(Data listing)
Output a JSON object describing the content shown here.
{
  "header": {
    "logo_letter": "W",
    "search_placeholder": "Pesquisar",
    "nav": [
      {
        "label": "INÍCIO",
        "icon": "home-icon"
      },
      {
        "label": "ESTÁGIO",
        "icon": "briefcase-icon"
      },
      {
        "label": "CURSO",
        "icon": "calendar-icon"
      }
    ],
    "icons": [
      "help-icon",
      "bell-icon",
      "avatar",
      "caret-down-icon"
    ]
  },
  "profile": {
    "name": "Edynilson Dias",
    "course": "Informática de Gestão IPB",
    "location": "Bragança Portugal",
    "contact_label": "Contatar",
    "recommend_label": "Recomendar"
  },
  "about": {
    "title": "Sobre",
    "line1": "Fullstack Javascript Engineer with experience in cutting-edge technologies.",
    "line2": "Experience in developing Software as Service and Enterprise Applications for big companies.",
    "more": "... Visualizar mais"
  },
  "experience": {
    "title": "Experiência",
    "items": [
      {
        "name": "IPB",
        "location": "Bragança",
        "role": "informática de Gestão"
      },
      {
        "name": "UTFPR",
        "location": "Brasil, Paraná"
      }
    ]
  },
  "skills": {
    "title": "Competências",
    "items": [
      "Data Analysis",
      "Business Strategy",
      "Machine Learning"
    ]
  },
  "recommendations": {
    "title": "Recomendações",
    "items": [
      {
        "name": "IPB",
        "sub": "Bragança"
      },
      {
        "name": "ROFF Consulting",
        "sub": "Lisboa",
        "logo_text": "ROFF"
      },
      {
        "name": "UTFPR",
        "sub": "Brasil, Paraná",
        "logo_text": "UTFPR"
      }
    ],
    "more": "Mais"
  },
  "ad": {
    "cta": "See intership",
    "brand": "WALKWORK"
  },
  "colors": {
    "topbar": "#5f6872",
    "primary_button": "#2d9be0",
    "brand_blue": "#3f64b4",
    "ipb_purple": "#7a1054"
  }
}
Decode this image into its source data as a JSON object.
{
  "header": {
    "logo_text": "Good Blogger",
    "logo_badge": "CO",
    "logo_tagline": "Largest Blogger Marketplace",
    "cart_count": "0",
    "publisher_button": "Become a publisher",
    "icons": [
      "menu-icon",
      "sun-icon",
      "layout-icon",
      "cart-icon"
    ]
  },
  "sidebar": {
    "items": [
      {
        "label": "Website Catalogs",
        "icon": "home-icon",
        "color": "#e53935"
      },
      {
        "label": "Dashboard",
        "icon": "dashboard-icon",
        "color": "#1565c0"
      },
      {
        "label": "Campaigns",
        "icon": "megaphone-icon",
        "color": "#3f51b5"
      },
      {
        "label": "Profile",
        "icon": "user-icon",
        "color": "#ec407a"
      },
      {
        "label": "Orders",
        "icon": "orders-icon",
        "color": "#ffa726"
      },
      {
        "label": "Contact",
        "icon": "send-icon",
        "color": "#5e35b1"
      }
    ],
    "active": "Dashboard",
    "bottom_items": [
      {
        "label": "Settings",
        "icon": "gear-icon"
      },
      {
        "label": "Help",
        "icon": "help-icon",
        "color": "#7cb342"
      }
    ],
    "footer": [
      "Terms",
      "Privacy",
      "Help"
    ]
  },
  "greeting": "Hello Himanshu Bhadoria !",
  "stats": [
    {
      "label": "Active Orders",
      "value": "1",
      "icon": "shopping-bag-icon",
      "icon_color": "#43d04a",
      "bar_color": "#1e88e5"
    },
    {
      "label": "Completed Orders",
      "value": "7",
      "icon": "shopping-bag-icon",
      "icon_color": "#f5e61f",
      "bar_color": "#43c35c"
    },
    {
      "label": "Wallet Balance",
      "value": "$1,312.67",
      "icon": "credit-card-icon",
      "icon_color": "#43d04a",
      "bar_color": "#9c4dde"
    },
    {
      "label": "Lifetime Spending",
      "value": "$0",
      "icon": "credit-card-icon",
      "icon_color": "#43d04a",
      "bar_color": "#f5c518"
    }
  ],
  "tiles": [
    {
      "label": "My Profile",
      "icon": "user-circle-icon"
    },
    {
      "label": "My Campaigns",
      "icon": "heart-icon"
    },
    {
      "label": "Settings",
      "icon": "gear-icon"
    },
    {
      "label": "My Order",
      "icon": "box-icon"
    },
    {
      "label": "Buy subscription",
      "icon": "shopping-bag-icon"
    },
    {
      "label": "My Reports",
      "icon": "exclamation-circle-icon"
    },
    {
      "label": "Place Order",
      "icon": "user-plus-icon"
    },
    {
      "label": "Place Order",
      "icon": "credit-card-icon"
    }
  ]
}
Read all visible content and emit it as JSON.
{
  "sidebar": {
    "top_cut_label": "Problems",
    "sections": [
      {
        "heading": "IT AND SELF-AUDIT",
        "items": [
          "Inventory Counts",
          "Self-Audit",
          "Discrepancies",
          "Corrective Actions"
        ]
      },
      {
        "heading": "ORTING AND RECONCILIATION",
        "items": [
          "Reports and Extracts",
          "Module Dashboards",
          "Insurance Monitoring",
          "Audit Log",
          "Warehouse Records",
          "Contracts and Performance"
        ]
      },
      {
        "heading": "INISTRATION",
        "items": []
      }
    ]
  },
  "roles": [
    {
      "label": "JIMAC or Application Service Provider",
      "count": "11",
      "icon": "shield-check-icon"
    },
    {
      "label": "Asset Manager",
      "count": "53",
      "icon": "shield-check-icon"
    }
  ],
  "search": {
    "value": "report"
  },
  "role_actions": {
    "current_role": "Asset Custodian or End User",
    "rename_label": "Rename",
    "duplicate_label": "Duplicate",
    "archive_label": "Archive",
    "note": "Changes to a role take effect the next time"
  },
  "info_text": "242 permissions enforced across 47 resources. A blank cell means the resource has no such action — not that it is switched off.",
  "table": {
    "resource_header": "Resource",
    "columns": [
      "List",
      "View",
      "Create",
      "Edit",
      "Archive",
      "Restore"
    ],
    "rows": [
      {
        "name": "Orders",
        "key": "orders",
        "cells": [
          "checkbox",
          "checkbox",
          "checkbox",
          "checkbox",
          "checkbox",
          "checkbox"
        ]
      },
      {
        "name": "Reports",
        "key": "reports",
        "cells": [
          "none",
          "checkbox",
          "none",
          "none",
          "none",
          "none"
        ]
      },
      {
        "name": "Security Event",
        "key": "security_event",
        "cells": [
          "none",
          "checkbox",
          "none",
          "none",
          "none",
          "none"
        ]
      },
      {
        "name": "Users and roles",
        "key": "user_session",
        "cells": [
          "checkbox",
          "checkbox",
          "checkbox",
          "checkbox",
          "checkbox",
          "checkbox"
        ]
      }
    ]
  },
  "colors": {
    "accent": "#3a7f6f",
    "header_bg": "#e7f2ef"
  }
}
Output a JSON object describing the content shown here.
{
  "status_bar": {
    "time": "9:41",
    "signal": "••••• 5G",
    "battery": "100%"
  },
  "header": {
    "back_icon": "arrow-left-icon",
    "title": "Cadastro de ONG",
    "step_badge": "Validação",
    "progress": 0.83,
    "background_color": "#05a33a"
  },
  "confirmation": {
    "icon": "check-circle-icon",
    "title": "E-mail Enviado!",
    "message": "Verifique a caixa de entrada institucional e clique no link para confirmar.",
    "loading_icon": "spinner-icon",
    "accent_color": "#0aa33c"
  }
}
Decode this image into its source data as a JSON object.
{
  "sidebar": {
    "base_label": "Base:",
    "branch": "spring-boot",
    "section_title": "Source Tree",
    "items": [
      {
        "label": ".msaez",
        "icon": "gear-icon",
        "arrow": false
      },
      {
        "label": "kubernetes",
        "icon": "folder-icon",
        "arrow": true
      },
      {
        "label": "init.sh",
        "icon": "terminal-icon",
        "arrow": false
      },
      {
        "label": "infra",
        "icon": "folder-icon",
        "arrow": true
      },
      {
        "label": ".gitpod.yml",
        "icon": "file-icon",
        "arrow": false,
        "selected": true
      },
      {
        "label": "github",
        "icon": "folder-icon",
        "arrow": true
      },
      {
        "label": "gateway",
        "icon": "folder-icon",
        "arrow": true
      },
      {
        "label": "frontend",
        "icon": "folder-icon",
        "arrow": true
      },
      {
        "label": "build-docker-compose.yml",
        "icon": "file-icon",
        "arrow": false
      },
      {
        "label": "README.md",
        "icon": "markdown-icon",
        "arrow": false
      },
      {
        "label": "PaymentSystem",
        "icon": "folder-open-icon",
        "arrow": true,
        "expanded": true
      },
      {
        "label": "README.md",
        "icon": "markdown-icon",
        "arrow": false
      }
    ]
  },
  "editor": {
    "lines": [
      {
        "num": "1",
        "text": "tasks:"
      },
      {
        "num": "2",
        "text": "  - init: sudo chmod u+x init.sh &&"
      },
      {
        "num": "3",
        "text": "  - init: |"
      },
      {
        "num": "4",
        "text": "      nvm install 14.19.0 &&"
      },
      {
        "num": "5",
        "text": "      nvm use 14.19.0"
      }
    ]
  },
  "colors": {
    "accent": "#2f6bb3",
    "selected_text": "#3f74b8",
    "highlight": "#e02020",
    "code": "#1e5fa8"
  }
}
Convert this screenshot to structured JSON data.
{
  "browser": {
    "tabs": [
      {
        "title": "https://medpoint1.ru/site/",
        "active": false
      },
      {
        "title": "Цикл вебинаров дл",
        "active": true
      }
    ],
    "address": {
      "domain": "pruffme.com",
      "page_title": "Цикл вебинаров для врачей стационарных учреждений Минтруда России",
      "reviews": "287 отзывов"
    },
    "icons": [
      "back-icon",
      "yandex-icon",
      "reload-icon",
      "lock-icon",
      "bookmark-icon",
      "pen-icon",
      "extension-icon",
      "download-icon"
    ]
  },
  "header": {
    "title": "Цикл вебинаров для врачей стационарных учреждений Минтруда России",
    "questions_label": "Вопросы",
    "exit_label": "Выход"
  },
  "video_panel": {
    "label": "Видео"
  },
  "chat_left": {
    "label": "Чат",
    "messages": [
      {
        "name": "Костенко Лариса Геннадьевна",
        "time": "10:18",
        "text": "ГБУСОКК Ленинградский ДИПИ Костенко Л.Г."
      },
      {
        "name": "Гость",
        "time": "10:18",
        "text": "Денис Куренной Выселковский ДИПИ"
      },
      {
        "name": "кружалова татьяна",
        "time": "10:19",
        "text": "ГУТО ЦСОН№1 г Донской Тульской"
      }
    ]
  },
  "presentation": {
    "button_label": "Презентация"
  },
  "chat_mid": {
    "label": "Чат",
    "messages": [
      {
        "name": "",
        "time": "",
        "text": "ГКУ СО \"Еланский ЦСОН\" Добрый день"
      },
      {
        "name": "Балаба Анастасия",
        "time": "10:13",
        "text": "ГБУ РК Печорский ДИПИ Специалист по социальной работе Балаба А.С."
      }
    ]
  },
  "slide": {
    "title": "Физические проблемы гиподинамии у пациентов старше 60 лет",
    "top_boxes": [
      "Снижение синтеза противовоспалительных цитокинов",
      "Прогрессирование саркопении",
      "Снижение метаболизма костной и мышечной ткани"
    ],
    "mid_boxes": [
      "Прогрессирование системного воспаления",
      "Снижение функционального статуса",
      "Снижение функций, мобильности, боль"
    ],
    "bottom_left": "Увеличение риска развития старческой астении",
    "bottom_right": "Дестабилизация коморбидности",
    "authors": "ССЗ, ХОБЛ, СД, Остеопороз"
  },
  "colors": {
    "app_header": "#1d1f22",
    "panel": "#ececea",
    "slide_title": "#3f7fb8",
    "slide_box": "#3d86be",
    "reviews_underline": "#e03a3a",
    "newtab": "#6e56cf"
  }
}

### Set exercise
Find "heading". Copy every line it occurs in.

### Answer in full
        "heading": "IT AND SELF-AUDIT",
        "heading": "ORTING AND RECONCILIATION",
        "heading": "INISTRATION",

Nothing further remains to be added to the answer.